▶ **WHAT IS EXPECTED**: In the records below, pick out all lines containing the word "Downregulated".
(begin)
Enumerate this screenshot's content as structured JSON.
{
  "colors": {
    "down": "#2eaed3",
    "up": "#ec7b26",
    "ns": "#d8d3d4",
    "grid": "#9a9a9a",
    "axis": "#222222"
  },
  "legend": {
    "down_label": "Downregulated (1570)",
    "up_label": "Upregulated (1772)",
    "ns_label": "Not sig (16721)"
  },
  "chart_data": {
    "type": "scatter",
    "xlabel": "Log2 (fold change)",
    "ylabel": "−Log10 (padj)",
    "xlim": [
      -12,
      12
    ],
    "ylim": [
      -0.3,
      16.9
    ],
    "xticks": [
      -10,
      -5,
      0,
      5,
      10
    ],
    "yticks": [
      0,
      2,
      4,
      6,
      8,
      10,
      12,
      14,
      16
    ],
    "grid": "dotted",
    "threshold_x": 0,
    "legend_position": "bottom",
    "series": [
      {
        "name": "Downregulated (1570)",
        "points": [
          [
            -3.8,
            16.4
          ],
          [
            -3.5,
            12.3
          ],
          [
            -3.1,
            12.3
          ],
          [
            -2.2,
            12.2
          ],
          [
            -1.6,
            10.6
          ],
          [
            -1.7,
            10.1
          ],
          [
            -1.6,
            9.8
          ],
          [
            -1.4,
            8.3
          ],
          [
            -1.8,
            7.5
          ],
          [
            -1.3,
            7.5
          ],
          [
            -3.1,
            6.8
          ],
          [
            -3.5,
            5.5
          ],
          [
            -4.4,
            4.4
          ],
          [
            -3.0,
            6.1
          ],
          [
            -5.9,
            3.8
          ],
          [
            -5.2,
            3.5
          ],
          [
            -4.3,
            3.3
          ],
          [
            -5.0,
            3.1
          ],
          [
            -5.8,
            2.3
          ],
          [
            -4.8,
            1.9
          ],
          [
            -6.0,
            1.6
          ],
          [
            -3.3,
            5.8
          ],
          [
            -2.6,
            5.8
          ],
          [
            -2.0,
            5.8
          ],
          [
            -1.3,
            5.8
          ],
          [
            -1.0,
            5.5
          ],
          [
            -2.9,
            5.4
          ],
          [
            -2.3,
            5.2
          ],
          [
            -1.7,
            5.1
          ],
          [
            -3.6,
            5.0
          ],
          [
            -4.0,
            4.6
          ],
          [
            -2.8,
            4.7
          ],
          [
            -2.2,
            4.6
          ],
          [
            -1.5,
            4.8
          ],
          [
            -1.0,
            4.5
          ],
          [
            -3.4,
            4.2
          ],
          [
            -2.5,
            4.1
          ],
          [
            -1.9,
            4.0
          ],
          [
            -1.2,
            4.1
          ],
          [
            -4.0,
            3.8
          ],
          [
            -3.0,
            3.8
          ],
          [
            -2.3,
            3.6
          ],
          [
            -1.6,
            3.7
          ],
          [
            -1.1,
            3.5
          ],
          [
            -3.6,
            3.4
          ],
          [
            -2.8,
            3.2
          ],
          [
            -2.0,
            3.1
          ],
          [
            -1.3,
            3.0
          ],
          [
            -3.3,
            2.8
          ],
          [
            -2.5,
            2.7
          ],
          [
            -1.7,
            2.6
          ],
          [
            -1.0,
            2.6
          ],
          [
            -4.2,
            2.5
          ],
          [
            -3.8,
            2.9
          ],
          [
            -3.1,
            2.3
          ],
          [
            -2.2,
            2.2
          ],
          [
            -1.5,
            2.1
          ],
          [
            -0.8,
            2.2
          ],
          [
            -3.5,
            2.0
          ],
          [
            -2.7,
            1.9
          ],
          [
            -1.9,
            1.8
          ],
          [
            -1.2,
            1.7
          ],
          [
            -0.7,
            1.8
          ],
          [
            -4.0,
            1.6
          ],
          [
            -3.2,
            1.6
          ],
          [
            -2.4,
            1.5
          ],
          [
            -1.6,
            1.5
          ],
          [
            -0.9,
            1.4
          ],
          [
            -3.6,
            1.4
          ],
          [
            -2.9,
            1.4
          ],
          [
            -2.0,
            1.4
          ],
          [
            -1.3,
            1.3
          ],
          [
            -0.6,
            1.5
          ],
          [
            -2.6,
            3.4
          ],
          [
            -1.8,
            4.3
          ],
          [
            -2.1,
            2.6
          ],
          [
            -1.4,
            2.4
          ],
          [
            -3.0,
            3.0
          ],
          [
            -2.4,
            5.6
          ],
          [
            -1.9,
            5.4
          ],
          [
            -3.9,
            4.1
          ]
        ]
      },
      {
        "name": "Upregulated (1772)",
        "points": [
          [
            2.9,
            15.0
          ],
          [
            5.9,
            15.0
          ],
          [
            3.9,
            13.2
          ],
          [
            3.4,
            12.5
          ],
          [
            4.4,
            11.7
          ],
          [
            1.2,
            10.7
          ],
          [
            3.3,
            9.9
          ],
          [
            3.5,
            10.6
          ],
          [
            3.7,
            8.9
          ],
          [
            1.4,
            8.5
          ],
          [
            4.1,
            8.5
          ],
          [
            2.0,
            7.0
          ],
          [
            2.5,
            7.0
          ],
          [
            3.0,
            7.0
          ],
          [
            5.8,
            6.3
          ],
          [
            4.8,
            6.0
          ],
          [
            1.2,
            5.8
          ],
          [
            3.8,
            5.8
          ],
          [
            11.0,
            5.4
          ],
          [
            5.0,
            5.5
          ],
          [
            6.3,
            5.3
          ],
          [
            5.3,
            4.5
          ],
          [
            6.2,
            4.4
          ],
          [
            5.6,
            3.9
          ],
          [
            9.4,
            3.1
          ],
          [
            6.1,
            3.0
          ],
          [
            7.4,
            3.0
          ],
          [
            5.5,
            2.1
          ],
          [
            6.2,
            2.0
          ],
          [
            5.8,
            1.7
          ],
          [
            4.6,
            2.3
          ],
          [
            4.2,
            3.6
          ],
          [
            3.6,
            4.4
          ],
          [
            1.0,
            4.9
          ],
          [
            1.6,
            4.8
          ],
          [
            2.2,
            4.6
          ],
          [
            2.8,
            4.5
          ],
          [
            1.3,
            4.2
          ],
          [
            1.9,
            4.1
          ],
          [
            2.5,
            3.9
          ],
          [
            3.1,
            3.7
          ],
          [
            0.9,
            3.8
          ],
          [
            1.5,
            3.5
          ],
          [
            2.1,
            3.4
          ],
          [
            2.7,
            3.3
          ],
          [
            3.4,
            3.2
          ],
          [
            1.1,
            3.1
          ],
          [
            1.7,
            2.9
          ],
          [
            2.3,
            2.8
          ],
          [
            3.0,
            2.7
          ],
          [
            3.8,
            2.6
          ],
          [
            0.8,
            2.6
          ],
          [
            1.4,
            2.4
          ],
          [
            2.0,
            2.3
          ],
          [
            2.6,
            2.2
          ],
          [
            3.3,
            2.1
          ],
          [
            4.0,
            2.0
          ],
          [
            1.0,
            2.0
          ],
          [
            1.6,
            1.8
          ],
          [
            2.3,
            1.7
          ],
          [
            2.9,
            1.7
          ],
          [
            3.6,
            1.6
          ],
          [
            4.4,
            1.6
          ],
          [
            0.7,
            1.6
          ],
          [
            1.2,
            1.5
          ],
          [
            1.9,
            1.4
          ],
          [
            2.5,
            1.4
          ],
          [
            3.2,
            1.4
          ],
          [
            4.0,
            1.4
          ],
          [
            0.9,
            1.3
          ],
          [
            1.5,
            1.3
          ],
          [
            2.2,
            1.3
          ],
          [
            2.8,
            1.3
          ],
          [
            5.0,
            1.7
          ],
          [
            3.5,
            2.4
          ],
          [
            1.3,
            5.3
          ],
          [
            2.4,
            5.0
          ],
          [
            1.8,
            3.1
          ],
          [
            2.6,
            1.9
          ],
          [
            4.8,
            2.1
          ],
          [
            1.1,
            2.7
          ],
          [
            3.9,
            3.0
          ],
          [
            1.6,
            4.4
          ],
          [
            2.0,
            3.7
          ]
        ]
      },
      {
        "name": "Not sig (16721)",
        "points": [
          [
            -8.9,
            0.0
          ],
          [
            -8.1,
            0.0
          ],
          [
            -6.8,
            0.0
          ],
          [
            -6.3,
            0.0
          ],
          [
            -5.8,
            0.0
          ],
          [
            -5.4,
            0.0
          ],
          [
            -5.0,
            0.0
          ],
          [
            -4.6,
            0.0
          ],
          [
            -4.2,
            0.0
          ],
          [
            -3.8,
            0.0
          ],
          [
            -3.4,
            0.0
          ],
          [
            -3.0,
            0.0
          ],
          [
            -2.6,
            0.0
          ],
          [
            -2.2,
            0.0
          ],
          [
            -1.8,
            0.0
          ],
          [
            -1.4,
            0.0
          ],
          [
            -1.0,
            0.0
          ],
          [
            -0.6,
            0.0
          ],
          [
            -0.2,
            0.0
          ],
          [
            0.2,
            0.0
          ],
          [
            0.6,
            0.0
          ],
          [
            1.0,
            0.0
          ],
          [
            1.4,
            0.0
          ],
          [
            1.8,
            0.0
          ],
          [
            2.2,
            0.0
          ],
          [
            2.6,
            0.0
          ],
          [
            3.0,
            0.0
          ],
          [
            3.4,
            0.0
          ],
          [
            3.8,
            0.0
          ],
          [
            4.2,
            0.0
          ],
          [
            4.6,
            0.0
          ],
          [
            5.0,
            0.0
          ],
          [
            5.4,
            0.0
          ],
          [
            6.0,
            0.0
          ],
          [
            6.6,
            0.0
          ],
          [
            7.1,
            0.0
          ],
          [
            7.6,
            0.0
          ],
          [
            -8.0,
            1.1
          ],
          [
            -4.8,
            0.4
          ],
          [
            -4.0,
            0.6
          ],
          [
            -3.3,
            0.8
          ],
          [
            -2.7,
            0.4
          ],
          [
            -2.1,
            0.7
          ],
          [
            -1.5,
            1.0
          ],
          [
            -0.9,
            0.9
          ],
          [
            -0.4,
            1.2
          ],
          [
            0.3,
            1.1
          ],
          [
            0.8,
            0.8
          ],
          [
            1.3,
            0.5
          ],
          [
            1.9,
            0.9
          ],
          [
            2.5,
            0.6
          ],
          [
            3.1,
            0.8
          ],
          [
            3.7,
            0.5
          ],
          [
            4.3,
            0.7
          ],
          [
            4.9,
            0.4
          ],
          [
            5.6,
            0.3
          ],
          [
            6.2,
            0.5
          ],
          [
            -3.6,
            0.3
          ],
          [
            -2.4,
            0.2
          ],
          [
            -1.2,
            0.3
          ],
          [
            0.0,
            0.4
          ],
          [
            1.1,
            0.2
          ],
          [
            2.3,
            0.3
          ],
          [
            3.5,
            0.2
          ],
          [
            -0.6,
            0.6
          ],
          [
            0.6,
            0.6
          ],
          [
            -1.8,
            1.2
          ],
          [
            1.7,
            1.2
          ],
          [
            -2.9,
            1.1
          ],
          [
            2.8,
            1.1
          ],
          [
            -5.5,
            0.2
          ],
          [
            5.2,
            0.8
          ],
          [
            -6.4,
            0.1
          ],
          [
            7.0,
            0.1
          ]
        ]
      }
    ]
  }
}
(end)
▶ **FINAL ANSWER**:
    "down_label": "Downregulated (1570)",
        "name": "Downregulated (1570)",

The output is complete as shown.